:: Records for the exercise ::
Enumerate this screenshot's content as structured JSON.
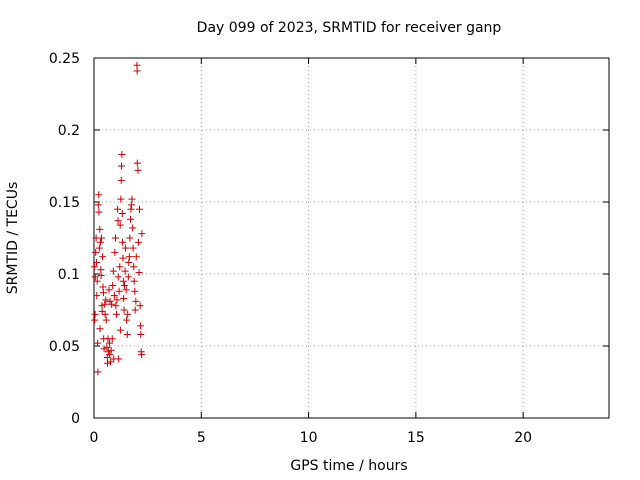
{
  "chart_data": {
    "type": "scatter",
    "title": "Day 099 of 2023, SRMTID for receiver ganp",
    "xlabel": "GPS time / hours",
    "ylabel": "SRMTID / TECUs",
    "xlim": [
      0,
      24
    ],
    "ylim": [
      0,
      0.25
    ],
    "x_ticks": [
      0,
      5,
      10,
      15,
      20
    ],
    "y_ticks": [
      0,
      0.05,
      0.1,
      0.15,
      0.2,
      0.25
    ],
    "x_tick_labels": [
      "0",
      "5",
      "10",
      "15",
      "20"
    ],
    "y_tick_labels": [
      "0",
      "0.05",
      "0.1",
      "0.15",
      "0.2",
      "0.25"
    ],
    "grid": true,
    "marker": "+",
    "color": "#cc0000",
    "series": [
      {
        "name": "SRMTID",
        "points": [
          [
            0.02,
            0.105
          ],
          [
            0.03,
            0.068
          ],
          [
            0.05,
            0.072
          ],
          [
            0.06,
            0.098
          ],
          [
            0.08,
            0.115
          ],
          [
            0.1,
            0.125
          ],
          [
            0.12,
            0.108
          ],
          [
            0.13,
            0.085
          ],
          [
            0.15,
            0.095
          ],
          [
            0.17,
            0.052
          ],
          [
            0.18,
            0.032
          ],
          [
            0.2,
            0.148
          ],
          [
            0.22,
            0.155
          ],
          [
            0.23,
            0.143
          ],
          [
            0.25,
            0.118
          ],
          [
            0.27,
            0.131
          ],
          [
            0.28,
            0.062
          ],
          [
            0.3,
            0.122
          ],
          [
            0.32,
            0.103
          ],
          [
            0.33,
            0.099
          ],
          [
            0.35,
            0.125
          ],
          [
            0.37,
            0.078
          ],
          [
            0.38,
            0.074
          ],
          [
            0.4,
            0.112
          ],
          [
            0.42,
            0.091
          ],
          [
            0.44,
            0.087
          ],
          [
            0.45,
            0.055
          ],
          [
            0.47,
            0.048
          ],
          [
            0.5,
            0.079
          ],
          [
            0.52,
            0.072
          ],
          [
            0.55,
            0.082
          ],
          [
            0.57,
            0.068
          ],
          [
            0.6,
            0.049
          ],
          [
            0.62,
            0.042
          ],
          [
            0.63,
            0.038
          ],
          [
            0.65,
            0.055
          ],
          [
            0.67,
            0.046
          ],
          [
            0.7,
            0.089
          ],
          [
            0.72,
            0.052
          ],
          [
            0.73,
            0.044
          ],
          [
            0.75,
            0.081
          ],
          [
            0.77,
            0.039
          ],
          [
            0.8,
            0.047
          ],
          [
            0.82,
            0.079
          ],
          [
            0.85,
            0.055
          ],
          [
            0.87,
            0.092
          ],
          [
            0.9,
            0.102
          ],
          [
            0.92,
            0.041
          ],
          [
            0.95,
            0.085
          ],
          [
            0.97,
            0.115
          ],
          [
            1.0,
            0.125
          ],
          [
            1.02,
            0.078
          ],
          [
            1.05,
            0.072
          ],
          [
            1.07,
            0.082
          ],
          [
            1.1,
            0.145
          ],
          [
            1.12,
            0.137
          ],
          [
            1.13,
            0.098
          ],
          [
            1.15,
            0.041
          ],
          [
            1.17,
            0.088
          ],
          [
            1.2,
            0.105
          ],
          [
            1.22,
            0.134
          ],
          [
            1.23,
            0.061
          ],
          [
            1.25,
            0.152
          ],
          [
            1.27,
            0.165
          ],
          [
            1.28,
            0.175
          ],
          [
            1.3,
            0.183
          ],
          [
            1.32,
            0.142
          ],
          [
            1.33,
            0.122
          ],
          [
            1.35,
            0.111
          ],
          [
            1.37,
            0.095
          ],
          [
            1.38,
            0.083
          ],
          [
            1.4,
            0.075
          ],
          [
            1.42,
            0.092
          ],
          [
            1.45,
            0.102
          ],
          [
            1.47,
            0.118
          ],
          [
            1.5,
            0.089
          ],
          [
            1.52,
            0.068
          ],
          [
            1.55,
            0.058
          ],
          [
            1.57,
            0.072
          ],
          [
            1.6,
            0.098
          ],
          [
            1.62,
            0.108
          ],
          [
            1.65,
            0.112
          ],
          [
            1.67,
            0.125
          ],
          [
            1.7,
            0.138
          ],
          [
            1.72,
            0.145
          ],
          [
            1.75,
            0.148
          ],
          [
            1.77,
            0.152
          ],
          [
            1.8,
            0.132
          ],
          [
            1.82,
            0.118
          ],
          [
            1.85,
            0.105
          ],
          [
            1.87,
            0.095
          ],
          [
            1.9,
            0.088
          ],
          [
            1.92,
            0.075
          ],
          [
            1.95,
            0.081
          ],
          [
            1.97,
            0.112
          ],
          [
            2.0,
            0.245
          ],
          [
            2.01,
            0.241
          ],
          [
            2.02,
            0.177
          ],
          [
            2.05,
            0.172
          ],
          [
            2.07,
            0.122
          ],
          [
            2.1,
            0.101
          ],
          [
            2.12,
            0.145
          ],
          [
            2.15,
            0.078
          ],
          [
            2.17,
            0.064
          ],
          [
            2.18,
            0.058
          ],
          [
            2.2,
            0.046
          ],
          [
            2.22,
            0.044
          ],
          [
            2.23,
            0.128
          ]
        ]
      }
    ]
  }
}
:::
Aim
From the data above, copy each line that holds "SRMTID".

Response to this task
    "title": "Day 099 of 2023, SRMTID for receiver ganp",
    "ylabel": "SRMTID / TECUs",
        "name": "SRMTID",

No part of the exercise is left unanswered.